*REQUIRED TASK*. Copy out each line of the material in which the word "date" appears.

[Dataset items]
↓
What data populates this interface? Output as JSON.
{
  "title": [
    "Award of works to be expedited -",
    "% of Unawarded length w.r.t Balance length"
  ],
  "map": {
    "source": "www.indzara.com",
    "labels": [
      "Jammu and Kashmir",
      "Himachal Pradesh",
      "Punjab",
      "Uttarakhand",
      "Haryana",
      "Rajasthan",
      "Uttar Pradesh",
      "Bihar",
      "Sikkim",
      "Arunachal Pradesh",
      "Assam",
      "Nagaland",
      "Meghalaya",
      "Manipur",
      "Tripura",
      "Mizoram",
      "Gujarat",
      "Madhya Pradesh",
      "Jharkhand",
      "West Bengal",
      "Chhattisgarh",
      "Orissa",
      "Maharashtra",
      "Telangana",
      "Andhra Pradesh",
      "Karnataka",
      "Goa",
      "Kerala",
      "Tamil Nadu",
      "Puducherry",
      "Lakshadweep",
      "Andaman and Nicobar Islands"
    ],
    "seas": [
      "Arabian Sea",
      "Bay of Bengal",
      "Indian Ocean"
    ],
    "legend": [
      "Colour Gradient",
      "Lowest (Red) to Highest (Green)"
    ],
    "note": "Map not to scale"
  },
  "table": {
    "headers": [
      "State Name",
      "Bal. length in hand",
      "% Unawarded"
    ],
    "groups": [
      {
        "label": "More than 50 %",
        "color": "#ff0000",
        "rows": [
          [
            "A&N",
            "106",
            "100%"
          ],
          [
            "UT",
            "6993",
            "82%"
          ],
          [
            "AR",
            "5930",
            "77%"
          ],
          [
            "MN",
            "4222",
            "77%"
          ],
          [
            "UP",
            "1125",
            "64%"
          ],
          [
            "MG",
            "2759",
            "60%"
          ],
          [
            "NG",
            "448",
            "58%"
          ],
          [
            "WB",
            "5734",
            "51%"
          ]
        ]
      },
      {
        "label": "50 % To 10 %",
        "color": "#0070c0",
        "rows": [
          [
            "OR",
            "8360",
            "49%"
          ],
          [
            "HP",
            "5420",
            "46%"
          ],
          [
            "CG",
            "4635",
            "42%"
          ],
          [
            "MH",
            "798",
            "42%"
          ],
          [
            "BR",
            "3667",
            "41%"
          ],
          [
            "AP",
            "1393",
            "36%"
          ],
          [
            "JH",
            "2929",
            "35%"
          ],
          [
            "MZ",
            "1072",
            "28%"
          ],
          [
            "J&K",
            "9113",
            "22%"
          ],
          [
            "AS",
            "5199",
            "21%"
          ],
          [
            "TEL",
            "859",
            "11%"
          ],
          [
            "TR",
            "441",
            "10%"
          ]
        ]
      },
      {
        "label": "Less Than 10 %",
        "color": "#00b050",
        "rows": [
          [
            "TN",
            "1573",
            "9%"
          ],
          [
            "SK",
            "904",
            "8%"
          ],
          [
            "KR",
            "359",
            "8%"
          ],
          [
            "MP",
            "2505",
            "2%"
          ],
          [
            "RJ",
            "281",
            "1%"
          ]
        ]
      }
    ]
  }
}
↑
↓
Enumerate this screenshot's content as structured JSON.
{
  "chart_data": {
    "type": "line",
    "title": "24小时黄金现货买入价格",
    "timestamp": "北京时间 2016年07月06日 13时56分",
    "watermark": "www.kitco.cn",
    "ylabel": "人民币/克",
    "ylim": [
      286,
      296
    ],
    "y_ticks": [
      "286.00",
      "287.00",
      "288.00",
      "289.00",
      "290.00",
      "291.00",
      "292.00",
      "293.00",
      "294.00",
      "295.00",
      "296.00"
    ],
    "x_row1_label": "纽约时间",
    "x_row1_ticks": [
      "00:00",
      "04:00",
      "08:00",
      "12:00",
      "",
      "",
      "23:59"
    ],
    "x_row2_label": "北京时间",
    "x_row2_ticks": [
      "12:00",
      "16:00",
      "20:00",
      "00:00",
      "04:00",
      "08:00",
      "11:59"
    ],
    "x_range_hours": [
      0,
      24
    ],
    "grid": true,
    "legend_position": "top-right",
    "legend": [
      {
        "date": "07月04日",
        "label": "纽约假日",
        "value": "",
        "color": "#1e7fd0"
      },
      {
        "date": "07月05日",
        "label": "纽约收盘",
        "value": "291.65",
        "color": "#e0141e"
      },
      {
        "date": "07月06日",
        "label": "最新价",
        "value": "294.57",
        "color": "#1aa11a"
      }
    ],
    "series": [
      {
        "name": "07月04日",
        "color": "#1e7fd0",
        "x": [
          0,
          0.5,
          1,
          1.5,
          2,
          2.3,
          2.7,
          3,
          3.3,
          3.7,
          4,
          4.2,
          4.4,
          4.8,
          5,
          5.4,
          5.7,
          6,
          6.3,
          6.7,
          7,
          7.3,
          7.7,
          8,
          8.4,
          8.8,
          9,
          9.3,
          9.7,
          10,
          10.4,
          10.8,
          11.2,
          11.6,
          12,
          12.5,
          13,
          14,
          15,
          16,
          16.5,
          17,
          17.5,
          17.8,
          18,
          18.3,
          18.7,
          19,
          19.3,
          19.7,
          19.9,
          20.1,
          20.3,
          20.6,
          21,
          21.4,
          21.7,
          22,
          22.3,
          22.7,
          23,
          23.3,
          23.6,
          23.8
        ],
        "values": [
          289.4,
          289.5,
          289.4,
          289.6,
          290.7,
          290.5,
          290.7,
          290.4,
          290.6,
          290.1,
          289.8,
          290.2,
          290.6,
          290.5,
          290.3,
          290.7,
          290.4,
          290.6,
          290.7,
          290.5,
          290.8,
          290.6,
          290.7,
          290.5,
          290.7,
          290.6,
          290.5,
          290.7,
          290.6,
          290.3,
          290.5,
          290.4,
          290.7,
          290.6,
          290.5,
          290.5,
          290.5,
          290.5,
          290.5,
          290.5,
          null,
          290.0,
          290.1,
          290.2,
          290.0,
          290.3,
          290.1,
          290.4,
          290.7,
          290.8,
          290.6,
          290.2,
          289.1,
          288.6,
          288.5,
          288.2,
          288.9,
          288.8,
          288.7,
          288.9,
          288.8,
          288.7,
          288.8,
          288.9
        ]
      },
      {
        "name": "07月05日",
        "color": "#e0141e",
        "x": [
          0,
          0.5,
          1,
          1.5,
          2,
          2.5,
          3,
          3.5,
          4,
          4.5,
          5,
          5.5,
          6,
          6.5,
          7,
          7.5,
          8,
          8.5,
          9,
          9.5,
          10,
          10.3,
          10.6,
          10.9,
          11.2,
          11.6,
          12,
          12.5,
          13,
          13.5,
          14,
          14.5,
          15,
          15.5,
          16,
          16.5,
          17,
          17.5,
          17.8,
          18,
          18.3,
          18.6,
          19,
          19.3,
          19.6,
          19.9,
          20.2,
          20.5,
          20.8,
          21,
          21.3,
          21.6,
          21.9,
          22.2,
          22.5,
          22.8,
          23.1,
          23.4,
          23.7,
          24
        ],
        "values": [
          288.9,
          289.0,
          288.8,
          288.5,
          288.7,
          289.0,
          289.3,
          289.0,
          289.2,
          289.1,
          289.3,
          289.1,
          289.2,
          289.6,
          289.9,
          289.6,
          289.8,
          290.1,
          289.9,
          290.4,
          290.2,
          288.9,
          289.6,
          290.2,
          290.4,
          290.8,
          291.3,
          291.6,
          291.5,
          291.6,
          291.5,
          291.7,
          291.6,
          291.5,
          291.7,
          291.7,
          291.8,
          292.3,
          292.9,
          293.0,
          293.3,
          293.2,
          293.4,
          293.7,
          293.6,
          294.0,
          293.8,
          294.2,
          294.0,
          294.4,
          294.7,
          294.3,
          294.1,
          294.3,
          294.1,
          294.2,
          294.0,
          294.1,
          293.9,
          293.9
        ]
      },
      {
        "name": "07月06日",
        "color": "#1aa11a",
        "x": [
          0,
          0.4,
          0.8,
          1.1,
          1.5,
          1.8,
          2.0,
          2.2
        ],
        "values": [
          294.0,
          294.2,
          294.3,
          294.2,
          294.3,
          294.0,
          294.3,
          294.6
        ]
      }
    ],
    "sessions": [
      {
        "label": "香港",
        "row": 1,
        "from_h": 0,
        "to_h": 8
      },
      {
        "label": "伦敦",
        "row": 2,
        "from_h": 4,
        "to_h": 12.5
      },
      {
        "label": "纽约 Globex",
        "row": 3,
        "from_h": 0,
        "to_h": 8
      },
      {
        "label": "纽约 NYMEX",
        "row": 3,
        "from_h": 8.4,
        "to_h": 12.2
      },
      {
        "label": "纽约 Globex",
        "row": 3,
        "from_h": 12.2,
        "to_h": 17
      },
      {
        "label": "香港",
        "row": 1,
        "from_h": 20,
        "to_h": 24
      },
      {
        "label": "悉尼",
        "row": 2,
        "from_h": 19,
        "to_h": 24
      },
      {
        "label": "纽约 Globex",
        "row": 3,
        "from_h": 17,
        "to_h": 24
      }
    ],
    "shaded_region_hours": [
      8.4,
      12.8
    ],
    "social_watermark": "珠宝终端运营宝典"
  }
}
↑
*OUTPUT OF THE TASK*.
        "date": "07月04日",
        "date": "07月05日",
        "date": "07月06日",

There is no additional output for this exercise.